*** INPUT MATERIAL

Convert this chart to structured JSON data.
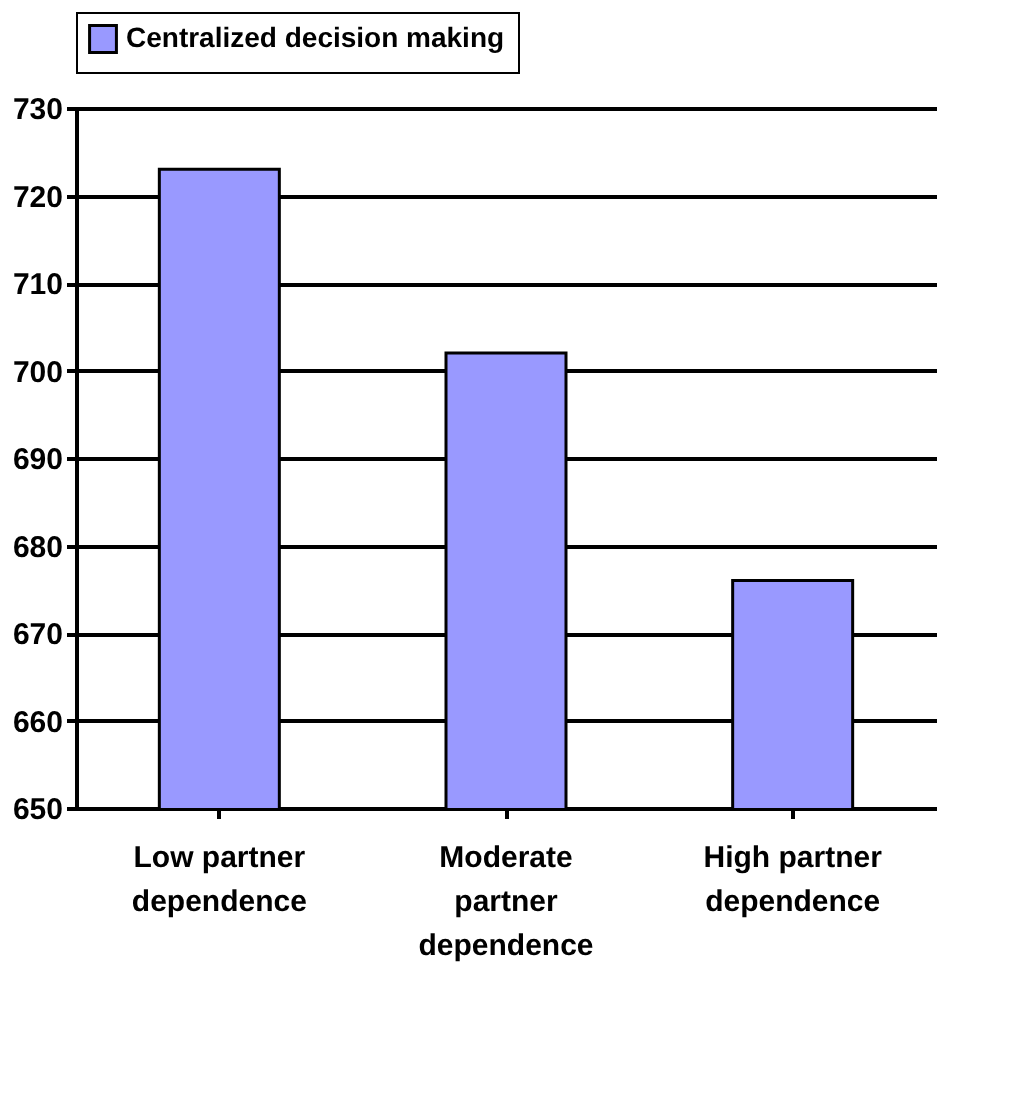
{
  "chart_data": {
    "type": "bar",
    "categories": [
      "Low partner dependence",
      "Moderate partner dependence",
      "High partner dependence"
    ],
    "series": [
      {
        "name": "Centralized decision making",
        "color": "#9999ff",
        "values": [
          723,
          702,
          676
        ]
      }
    ],
    "ylim": [
      650,
      730
    ],
    "yticks": [
      650,
      660,
      670,
      680,
      690,
      700,
      710,
      720,
      730
    ],
    "grid": "y",
    "legend": "top"
  }
}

******

• _WHAT THE EXERCISE ASKS_:
Return the full material word for word. Do not include the pictures.

• _REPLY TO THE EXERCISE_:
Convert this chart to structured JSON data.
{
  "chart_data": {
    "type": "bar",
    "categories": [
      "Low partner dependence",
      "Moderate partner dependence",
      "High partner dependence"
    ],
    "series": [
      {
        "name": "Centralized decision making",
        "color": "#9999ff",
        "values": [
          723,
          702,
          676
        ]
      }
    ],
    "ylim": [
      650,
      730
    ],
    "yticks": [
      650,
      660,
      670,
      680,
      690,
      700,
      710,
      720,
      730
    ],
    "grid": "y",
    "legend": "top"
  }
}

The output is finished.